What needs to be done:
Write out the material again word for word, dropping any images it holds.

Stored records:

----

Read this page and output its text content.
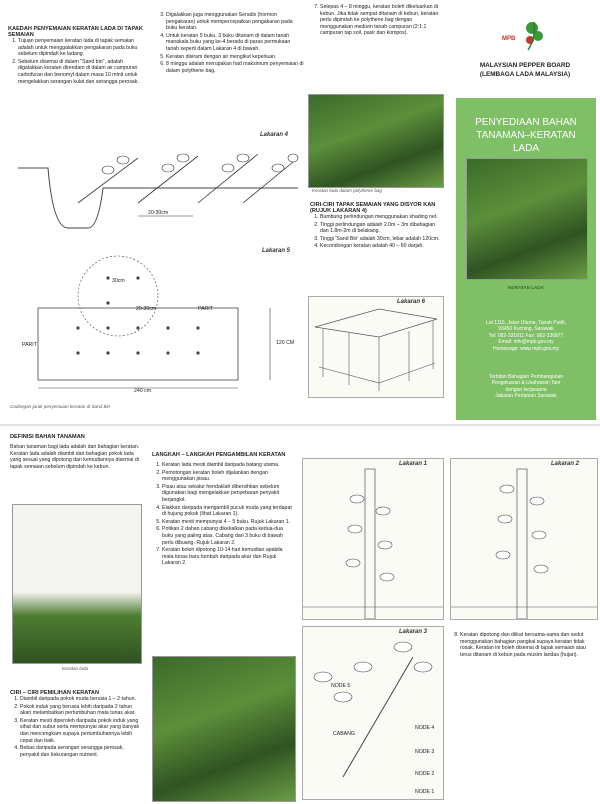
KAEDAH PENYEMAIAN KERATAN LADA DI TAPAK SEMAIAN
1. Tujuan penyemaian keratan lada di tapak semaian adalah untuk menggalakkan pengakaran pada buku sebelum dipindah ke ladang.
2. Sebelum disemai di dalam "Sand bin", adalah digalakkan keratan direndam di dalam air campuran carbofuran dan benomyl dalam masa 10 minit untuk mengelakkan serangan kulat dan serangga perosak.
3. Digalakkan juga menggunakan Seradix (hormon pengakaran) untuk mempercepatkan pengakaran pada buku keratan.
4. Untuk keratan 5 buku, 3 buku ditanam di dalam tanah manakala buku yang ke-4 berada di paras permukaan tanah seperti dalam Lakaran 4 di bawah.
5. Keratan disiram dengan air mengikut keperluan.
6. 8 minggu adalah merupakan had maksimum penyemaian di dalam polythene bag.
Lakaran 4
20-30cm
Lakaran 5
PARIT
PARIT
30cm
20-30cm
120 CM
240 cm
Cadangan jarak penyemaian keratan di Sand Bin
7. Selepas 4 – 8 minggu, keratan boleh dikeluarkan di kebun. Jika tidak sempat ditanam di kebun, keratan perlu dipindah ke polythene bag dengan menggunakan medium tanah campuran (2:1:1 campuran tap soil, pasir dan kompos).
Keratan lada dalam polythene bag
CIRI-CIRI TAPAK SEMAIAN YANG DISYOR KAN (RUJUK LAKARAN 4)
1. Bumbung perlindungan menggunakan shading net.
2. Tinggi perlindungan adalah 2.0m – 3m dibahagian dan 1.8m-2m di belakang.
3. Tinggi 'Sand Bin' adalah 30cm, lebar adalah 120cm.
4. Kecondongan keratan adalah 40 – 60 darjah.
Lakaran 6
MPB
MALAYSIAN PEPPER BOARD
(LEMBAGA LADA MALAYSIA)
PENYEDIAAN BAHAN TANAMAN–KERATAN LADA
KERATAN LADA
Lot 1115, Jalan Utama, Tanah Putih,
93450 Kuching, Sarawak
Tel: 082-331811 Fax: 082-336877
Email: info@mpb.gov.my
Homepage: www.mpb.gov.my
Terbitan Bahagian Pembangunan
Pengeluaran & Usahawan Tani
dengan kerjasama
Jabatan Pertanian Sarawak
DEFINISI BAHAN TANAMAN
Bahan tanaman bagi lada adalah dari bahagian keratan. Keratan lada adalah diambil dari bahagian pokok lada yang sesuai yang dipotong dan kemudiannya disemai di tapak semaian sebelum dipindah ke kebun.
Keratan lada
CIRI – CIRI PEMILIHAN KERATAN
1. Diambil daripada pokok muda berusia 1 – 2 tahun.
2. Pokok induk yang berusia lebih daripada 2 tahun akan melambatkan pertumbuhan mata tunas akar.
3. Keratan mesti diperoleh daripada pokok induk yang sihat dan subur serta mempunyai akar yang banyak dan mencengkam supaya pertumbuhannya lebih cepat dan baik.
4. Bebas daripada serangan serangga perosak, penyakit dan kekurangan nutrient.
LANGKAH – LANGKAH PENGAMBILAN KERATAN
1. Keratan lada mesti diambil daripada batang utama.
2. Pemotongan keratan boleh dijalankan dengan menggunakan pisau.
3. Pisau atau sekatur hendaklah dibersihkan sebelum digunakan bagi mengelakkan penyebaran penyakit berjangkit.
4. Elakkan daripada mengambil pucuk muda yang terdapat di hujung pokok (lihat Lakaran 1).
5. Keratan mesti mempunyai 4 – 5 buku. Rujuk Lakaran 1.
6. Potikan 2 dahan cabang dikekalkan pada kedua-dua buku yang paling atas. Cabang dari 3 buku di bawah perlu dibuang. Rujuk Lakaran 2.
7. Keratan boleh dipotong 10-14 hari kemudian apabila mata tunas baru tumbuh daripada akar dan Rujuk Lakaran 2.
Lakaran 1	Lakaran 2
Lakaran 3
NODE 5
NODE 4
CABANG
NODE 3
NODE 2
NODE 1
8. Keratan dipotong dan diikat bersama-sama dan sedut menggunakan bahagian pangkal supaya keratan tidak rosak. Keratan ini boleh disemai di tapak semaian atau terus ditanam di kebun pada musim landas (hujan).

----

Solution:
Read this page and output its text content.
KAEDAH PENYEMAIAN KERATAN LADA DI TAPAK SEMAIAN
1. Tujuan penyemaian keratan lada di tapak semaian adalah untuk menggalakkan pengakaran pada buku sebelum dipindah ke ladang.
2. Sebelum disemai di dalam "Sand bin", adalah digalakkan keratan direndam di dalam air campuran carbofuran dan benomyl dalam masa 10 minit untuk mengelakkan serangan kulat dan serangga perosak.
3. Digalakkan juga menggunakan Seradix (hormon pengakaran) untuk mempercepatkan pengakaran pada buku keratan.
4. Untuk keratan 5 buku, 3 buku ditanam di dalam tanah manakala buku yang ke-4 berada di paras permukaan tanah seperti dalam Lakaran 4 di bawah.
5. Keratan disiram dengan air mengikut keperluan.
6. 8 minggu adalah merupakan had maksimum penyemaian di dalam polythene bag.
Lakaran 4
20-30cm
Lakaran 5
PARIT
PARIT
30cm
20-30cm
120 CM
240 cm
Cadangan jarak penyemaian keratan di Sand Bin
7. Selepas 4 – 8 minggu, keratan boleh dikeluarkan di kebun. Jika tidak sempat ditanam di kebun, keratan perlu dipindah ke polythene bag dengan menggunakan medium tanah campuran (2:1:1 campuran tap soil, pasir dan kompos).
Keratan lada dalam polythene bag
CIRI-CIRI TAPAK SEMAIAN YANG DISYOR KAN (RUJUK LAKARAN 4)
1. Bumbung perlindungan menggunakan shading net.
2. Tinggi perlindungan adalah 2.0m – 3m dibahagian dan 1.8m-2m di belakang.
3. Tinggi 'Sand Bin' adalah 30cm, lebar adalah 120cm.
4. Kecondongan keratan adalah 40 – 60 darjah.
Lakaran 6
MPB
MALAYSIAN PEPPER BOARD
(LEMBAGA LADA MALAYSIA)
PENYEDIAAN BAHAN TANAMAN–KERATAN LADA
KERATAN LADA
Lot 1115, Jalan Utama, Tanah Putih,
93450 Kuching, Sarawak
Tel: 082-331811 Fax: 082-336877
Email: info@mpb.gov.my
Homepage: www.mpb.gov.my
Terbitan Bahagian Pembangunan
Pengeluaran & Usahawan Tani
dengan kerjasama
Jabatan Pertanian Sarawak
DEFINISI BAHAN TANAMAN
Bahan tanaman bagi lada adalah dari bahagian keratan. Keratan lada adalah diambil dari bahagian pokok lada yang sesuai yang dipotong dan kemudiannya disemai di tapak semaian sebelum dipindah ke kebun.
Keratan lada
CIRI – CIRI PEMILIHAN KERATAN
1. Diambil daripada pokok muda berusia 1 – 2 tahun.
2. Pokok induk yang berusia lebih daripada 2 tahun akan melambatkan pertumbuhan mata tunas akar.
3. Keratan mesti diperoleh daripada pokok induk yang sihat dan subur serta mempunyai akar yang banyak dan mencengkam supaya pertumbuhannya lebih cepat dan baik.
4. Bebas daripada serangan serangga perosak, penyakit dan kekurangan nutrient.
LANGKAH – LANGKAH PENGAMBILAN KERATAN
1. Keratan lada mesti diambil daripada batang utama.
2. Pemotongan keratan boleh dijalankan dengan menggunakan pisau.
3. Pisau atau sekatur hendaklah dibersihkan sebelum digunakan bagi mengelakkan penyebaran penyakit berjangkit.
4. Elakkan daripada mengambil pucuk muda yang terdapat di hujung pokok (lihat Lakaran 1).
5. Keratan mesti mempunyai 4 – 5 buku. Rujuk Lakaran 1.
6. Potikan 2 dahan cabang dikekalkan pada kedua-dua buku yang paling atas. Cabang dari 3 buku di bawah perlu dibuang. Rujuk Lakaran 2.
7. Keratan boleh dipotong 10-14 hari kemudian apabila mata tunas baru tumbuh daripada akar dan Rujuk Lakaran 2.
Lakaran 1	Lakaran 2
Lakaran 3
NODE 5
NODE 4
CABANG
NODE 3
NODE 2
NODE 1
8. Keratan dipotong dan diikat bersama-sama dan sedut menggunakan bahagian pangkal supaya keratan tidak rosak. Keratan ini boleh disemai di tapak semaian atau terus ditanam di kebun pada musim landas (hujan).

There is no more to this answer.